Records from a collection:
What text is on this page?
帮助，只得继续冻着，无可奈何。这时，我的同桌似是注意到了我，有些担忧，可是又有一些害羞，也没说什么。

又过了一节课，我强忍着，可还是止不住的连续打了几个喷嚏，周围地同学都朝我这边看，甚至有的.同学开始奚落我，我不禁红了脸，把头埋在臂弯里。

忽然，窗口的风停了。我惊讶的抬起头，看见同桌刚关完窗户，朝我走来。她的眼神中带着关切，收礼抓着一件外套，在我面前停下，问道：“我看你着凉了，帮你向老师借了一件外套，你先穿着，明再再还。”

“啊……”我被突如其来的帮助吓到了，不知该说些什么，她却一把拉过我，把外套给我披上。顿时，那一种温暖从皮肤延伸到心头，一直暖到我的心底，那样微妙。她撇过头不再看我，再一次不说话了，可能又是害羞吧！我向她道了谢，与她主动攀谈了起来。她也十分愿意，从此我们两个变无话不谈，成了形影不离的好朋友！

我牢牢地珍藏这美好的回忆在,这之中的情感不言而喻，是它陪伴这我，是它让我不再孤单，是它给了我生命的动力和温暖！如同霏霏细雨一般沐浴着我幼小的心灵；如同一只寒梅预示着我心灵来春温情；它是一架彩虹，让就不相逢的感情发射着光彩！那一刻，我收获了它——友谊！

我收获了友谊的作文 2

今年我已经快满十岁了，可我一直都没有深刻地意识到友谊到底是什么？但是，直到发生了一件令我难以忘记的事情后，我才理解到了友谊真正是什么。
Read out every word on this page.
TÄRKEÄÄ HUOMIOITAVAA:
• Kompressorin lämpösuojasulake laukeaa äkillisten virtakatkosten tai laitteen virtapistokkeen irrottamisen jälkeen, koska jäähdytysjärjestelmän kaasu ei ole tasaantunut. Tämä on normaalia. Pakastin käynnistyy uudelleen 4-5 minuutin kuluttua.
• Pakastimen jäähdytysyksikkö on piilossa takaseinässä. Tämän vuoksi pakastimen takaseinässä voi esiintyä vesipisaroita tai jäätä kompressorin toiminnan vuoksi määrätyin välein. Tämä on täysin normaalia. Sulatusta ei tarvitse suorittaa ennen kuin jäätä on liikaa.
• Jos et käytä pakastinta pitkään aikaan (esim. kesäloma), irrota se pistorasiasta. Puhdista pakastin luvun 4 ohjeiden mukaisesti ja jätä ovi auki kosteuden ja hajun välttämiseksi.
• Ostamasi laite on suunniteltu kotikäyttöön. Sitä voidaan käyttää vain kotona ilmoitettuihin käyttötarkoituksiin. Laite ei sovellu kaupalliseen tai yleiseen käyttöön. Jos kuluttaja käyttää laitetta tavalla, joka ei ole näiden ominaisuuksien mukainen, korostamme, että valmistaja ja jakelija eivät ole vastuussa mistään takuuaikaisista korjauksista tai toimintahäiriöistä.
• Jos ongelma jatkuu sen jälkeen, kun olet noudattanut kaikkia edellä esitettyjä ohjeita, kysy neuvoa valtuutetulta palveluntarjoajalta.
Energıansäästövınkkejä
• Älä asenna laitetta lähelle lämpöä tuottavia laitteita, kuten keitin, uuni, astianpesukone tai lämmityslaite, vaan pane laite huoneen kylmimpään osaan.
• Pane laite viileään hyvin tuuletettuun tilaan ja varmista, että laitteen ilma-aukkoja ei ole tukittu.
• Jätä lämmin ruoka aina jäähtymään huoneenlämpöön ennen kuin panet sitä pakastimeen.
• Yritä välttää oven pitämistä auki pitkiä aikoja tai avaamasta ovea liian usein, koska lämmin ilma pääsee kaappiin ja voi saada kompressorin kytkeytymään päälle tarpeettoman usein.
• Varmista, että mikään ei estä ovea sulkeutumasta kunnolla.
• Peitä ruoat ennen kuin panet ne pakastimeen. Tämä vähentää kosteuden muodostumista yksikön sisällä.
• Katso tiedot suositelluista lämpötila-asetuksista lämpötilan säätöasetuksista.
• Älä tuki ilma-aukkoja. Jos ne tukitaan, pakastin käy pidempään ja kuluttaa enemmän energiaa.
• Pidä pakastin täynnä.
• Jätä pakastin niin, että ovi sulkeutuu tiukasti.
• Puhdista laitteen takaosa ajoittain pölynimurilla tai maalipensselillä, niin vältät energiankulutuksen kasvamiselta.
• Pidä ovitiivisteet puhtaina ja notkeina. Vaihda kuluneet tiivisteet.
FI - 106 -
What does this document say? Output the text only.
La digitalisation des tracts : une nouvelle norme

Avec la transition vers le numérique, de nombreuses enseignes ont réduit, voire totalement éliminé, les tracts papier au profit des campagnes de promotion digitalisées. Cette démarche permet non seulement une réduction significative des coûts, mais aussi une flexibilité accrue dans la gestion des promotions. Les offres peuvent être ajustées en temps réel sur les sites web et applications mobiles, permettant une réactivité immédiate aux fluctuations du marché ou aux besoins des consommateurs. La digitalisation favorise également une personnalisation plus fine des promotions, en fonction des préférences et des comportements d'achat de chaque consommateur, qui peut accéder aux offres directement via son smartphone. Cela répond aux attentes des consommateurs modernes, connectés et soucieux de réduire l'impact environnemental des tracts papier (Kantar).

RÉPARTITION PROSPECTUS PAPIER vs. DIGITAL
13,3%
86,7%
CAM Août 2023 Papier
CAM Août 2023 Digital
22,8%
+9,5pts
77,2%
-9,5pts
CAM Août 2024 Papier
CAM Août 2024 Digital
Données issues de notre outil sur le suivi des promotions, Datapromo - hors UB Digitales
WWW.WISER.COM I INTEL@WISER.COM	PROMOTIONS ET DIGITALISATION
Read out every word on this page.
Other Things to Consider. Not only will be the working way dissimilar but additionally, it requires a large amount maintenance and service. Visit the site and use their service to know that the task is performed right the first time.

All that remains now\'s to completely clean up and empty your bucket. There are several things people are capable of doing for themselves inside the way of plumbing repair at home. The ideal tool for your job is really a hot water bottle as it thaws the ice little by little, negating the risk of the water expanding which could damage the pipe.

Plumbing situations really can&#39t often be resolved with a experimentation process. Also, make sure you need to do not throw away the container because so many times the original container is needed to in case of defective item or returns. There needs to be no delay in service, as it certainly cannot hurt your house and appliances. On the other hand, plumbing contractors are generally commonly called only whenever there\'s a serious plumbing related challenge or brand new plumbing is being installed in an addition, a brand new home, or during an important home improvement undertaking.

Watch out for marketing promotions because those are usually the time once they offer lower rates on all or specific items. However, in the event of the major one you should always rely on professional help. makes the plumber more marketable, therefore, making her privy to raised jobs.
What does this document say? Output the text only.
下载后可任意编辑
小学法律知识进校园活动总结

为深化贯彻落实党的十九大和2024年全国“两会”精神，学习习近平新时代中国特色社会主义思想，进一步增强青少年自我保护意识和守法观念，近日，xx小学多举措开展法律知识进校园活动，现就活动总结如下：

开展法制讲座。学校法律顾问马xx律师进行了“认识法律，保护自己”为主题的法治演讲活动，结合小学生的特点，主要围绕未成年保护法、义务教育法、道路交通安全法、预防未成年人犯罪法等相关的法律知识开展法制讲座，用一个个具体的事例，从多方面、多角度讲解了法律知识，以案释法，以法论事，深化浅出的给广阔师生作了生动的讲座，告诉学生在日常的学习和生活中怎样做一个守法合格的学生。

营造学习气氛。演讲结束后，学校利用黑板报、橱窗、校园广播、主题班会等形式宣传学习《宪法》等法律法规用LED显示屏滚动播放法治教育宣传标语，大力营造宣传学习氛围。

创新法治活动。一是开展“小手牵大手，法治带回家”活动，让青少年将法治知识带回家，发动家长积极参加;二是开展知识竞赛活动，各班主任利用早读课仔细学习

## What needs to be done
Take the listing above and set it down exactly.

## Solution for this exercise
What text is on this page?
帮助，只得继续冻着，无可奈何。这时，我的同桌似是注意到了我，有些担忧，可是又有一些害羞，也没说什么。

又过了一节课，我强忍着，可还是止不住的连续打了几个喷嚏，周围地同学都朝我这边看，甚至有的.同学开始奚落我，我不禁红了脸，把头埋在臂弯里。

忽然，窗口的风停了。我惊讶的抬起头，看见同桌刚关完窗户，朝我走来。她的眼神中带着关切，收礼抓着一件外套，在我面前停下，问道：“我看你着凉了，帮你向老师借了一件外套，你先穿着，明再再还。”

“啊……”我被突如其来的帮助吓到了，不知该说些什么，她却一把拉过我，把外套给我披上。顿时，那一种温暖从皮肤延伸到心头，一直暖到我的心底，那样微妙。她撇过头不再看我，再一次不说话了，可能又是害羞吧！我向她道了谢，与她主动攀谈了起来。她也十分愿意，从此我们两个变无话不谈，成了形影不离的好朋友！

我牢牢地珍藏这美好的回忆在,这之中的情感不言而喻，是它陪伴这我，是它让我不再孤单，是它给了我生命的动力和温暖！如同霏霏细雨一般沐浴着我幼小的心灵；如同一只寒梅预示着我心灵来春温情；它是一架彩虹，让就不相逢的感情发射着光彩！那一刻，我收获了它——友谊！

我收获了友谊的作文 2

今年我已经快满十岁了，可我一直都没有深刻地意识到友谊到底是什么？但是，直到发生了一件令我难以忘记的事情后，我才理解到了友谊真正是什么。
Read out every word on this page.
TÄRKEÄÄ HUOMIOITAVAA:
• Kompressorin lämpösuojasulake laukeaa äkillisten virtakatkosten tai laitteen virtapistokkeen irrottamisen jälkeen, koska jäähdytysjärjestelmän kaasu ei ole tasaantunut. Tämä on normaalia. Pakastin käynnistyy uudelleen 4-5 minuutin kuluttua.
• Pakastimen jäähdytysyksikkö on piilossa takaseinässä. Tämän vuoksi pakastimen takaseinässä voi esiintyä vesipisaroita tai jäätä kompressorin toiminnan vuoksi määrätyin välein. Tämä on täysin normaalia. Sulatusta ei tarvitse suorittaa ennen kuin jäätä on liikaa.
• Jos et käytä pakastinta pitkään aikaan (esim. kesäloma), irrota se pistorasiasta. Puhdista pakastin luvun 4 ohjeiden mukaisesti ja jätä ovi auki kosteuden ja hajun välttämiseksi.
• Ostamasi laite on suunniteltu kotikäyttöön. Sitä voidaan käyttää vain kotona ilmoitettuihin käyttötarkoituksiin. Laite ei sovellu kaupalliseen tai yleiseen käyttöön. Jos kuluttaja käyttää laitetta tavalla, joka ei ole näiden ominaisuuksien mukainen, korostamme, että valmistaja ja jakelija eivät ole vastuussa mistään takuuaikaisista korjauksista tai toimintahäiriöistä.
• Jos ongelma jatkuu sen jälkeen, kun olet noudattanut kaikkia edellä esitettyjä ohjeita, kysy neuvoa valtuutetulta palveluntarjoajalta.
Energıansäästövınkkejä
• Älä asenna laitetta lähelle lämpöä tuottavia laitteita, kuten keitin, uuni, astianpesukone tai lämmityslaite, vaan pane laite huoneen kylmimpään osaan.
• Pane laite viileään hyvin tuuletettuun tilaan ja varmista, että laitteen ilma-aukkoja ei ole tukittu.
• Jätä lämmin ruoka aina jäähtymään huoneenlämpöön ennen kuin panet sitä pakastimeen.
• Yritä välttää oven pitämistä auki pitkiä aikoja tai avaamasta ovea liian usein, koska lämmin ilma pääsee kaappiin ja voi saada kompressorin kytkeytymään päälle tarpeettoman usein.
• Varmista, että mikään ei estä ovea sulkeutumasta kunnolla.
• Peitä ruoat ennen kuin panet ne pakastimeen. Tämä vähentää kosteuden muodostumista yksikön sisällä.
• Katso tiedot suositelluista lämpötila-asetuksista lämpötilan säätöasetuksista.
• Älä tuki ilma-aukkoja. Jos ne tukitaan, pakastin käy pidempään ja kuluttaa enemmän energiaa.
• Pidä pakastin täynnä.
• Jätä pakastin niin, että ovi sulkeutuu tiukasti.
• Puhdista laitteen takaosa ajoittain pölynimurilla tai maalipensselillä, niin vältät energiankulutuksen kasvamiselta.
• Pidä ovitiivisteet puhtaina ja notkeina. Vaihda kuluneet tiivisteet.
FI - 106 -
What does this document say? Output the text only.
La digitalisation des tracts : une nouvelle norme

Avec la transition vers le numérique, de nombreuses enseignes ont réduit, voire totalement éliminé, les tracts papier au profit des campagnes de promotion digitalisées. Cette démarche permet non seulement une réduction significative des coûts, mais aussi une flexibilité accrue dans la gestion des promotions. Les offres peuvent être ajustées en temps réel sur les sites web et applications mobiles, permettant une réactivité immédiate aux fluctuations du marché ou aux besoins des consommateurs. La digitalisation favorise également une personnalisation plus fine des promotions, en fonction des préférences et des comportements d'achat de chaque consommateur, qui peut accéder aux offres directement via son smartphone. Cela répond aux attentes des consommateurs modernes, connectés et soucieux de réduire l'impact environnemental des tracts papier (Kantar).

RÉPARTITION PROSPECTUS PAPIER vs. DIGITAL
13,3%
86,7%
CAM Août 2023 Papier
CAM Août 2023 Digital
22,8%
+9,5pts
77,2%
-9,5pts
CAM Août 2024 Papier
CAM Août 2024 Digital
Données issues de notre outil sur le suivi des promotions, Datapromo - hors UB Digitales
WWW.WISER.COM I INTEL@WISER.COM	PROMOTIONS ET DIGITALISATION
Read out every word on this page.
Other Things to Consider. Not only will be the working way dissimilar but additionally, it requires a large amount maintenance and service. Visit the site and use their service to know that the task is performed right the first time.

All that remains now\'s to completely clean up and empty your bucket. There are several things people are capable of doing for themselves inside the way of plumbing repair at home. The ideal tool for your job is really a hot water bottle as it thaws the ice little by little, negating the risk of the water expanding which could damage the pipe.

Plumbing situations really can&#39t often be resolved with a experimentation process. Also, make sure you need to do not throw away the container because so many times the original container is needed to in case of defective item or returns. There needs to be no delay in service, as it certainly cannot hurt your house and appliances. On the other hand, plumbing contractors are generally commonly called only whenever there\'s a serious plumbing related challenge or brand new plumbing is being installed in an addition, a brand new home, or during an important home improvement undertaking.

Watch out for marketing promotions because those are usually the time once they offer lower rates on all or specific items. However, in the event of the major one you should always rely on professional help. makes the plumber more marketable, therefore, making her privy to raised jobs.
What does this document say? Output the text only.
下载后可任意编辑
小学法律知识进校园活动总结

为深化贯彻落实党的十九大和2024年全国“两会”精神，学习习近平新时代中国特色社会主义思想，进一步增强青少年自我保护意识和守法观念，近日，xx小学多举措开展法律知识进校园活动，现就活动总结如下：

开展法制讲座。学校法律顾问马xx律师进行了“认识法律，保护自己”为主题的法治演讲活动，结合小学生的特点，主要围绕未成年保护法、义务教育法、道路交通安全法、预防未成年人犯罪法等相关的法律知识开展法制讲座，用一个个具体的事例，从多方面、多角度讲解了法律知识，以案释法，以法论事，深化浅出的给广阔师生作了生动的讲座，告诉学生在日常的学习和生活中怎样做一个守法合格的学生。

营造学习气氛。演讲结束后，学校利用黑板报、橱窗、校园广播、主题班会等形式宣传学习《宪法》等法律法规用LED显示屏滚动播放法治教育宣传标语，大力营造宣传学习氛围。

创新法治活动。一是开展“小手牵大手，法治带回家”活动，让青少年将法治知识带回家，发动家长积极参加;二是开展知识竞赛活动，各班主任利用早读课仔细学习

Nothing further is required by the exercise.